**JOB**
Collect each line of the material below that contains the string "right". Letter case must match.

-- start RECORD EXCERPTS --

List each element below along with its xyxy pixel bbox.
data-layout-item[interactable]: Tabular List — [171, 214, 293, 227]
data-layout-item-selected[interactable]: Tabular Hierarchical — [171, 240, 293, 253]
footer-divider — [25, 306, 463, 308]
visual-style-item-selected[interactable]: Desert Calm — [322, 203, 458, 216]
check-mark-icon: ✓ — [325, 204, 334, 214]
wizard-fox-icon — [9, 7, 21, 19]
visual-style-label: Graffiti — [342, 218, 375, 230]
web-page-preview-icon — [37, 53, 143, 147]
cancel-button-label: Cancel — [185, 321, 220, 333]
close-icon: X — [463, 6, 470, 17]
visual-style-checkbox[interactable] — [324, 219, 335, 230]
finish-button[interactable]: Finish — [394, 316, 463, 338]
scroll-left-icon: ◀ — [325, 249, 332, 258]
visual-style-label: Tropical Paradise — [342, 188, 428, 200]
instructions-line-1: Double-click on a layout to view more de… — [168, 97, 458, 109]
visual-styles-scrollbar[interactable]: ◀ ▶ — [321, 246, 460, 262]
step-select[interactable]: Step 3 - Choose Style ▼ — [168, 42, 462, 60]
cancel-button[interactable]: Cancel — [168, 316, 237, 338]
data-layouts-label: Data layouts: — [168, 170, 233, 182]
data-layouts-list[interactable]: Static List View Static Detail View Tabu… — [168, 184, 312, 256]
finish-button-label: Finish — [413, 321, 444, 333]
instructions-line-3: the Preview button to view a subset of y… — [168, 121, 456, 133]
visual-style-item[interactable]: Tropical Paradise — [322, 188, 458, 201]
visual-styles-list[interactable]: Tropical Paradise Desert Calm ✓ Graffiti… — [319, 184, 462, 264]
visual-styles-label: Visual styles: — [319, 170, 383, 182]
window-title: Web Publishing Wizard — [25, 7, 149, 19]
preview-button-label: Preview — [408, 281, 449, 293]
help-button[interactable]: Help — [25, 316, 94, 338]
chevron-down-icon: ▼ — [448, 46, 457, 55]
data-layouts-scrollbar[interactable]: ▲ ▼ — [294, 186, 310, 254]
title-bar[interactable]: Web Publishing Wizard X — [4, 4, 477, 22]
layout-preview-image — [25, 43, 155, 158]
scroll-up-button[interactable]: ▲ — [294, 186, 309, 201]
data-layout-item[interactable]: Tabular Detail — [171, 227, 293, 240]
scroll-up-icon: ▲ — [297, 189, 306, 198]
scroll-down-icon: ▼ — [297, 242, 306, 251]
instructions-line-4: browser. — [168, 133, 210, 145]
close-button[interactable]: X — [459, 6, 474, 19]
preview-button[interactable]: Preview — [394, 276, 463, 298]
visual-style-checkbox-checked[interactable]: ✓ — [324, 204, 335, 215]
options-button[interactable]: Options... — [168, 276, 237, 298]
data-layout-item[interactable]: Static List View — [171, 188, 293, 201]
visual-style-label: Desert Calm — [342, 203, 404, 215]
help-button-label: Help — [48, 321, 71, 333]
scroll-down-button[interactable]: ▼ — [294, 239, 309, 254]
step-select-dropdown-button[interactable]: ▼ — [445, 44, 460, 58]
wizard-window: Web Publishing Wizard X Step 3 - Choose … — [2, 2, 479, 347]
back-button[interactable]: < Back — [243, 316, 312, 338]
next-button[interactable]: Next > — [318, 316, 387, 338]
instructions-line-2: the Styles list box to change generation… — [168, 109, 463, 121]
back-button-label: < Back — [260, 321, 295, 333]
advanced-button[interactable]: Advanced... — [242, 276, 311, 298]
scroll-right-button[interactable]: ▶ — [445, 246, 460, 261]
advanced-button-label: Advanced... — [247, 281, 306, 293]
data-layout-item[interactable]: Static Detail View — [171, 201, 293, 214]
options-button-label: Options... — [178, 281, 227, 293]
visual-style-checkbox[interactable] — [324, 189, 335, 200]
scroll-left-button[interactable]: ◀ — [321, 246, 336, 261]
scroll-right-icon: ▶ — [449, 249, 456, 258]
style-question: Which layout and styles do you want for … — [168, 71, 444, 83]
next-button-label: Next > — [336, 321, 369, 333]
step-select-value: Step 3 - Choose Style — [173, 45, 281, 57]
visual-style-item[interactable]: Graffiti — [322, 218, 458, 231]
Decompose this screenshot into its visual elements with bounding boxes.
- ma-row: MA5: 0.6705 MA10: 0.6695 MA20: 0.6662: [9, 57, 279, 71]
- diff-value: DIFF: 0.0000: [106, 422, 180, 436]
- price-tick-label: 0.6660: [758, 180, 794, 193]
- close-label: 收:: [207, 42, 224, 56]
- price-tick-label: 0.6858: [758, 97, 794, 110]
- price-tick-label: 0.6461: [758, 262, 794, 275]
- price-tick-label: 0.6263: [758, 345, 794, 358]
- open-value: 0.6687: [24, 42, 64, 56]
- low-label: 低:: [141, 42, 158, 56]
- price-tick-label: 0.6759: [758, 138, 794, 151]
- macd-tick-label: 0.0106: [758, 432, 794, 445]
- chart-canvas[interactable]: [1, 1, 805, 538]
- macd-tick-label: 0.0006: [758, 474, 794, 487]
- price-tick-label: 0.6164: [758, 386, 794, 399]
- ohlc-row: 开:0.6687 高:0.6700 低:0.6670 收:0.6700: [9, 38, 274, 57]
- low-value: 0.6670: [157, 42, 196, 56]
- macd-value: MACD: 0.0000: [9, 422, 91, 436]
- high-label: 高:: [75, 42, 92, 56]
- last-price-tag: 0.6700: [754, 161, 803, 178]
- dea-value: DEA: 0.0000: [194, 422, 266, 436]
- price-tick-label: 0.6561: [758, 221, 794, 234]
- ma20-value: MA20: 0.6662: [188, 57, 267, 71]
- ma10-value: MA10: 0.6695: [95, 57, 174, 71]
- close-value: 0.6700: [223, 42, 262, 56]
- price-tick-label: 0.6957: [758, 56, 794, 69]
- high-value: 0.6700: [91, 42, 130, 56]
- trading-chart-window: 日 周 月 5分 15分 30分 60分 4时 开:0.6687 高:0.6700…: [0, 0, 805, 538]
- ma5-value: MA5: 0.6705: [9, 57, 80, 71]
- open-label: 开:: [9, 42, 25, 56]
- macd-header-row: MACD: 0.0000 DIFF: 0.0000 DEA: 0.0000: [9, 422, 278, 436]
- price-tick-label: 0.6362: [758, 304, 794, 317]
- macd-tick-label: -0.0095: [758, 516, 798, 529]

-- end RECORD EXCERPTS --

**PROBLEM SOLUTION**
scroll-right-button[interactable]: ▶ — [445, 246, 460, 261]
scroll-right-icon: ▶ — [449, 249, 456, 258]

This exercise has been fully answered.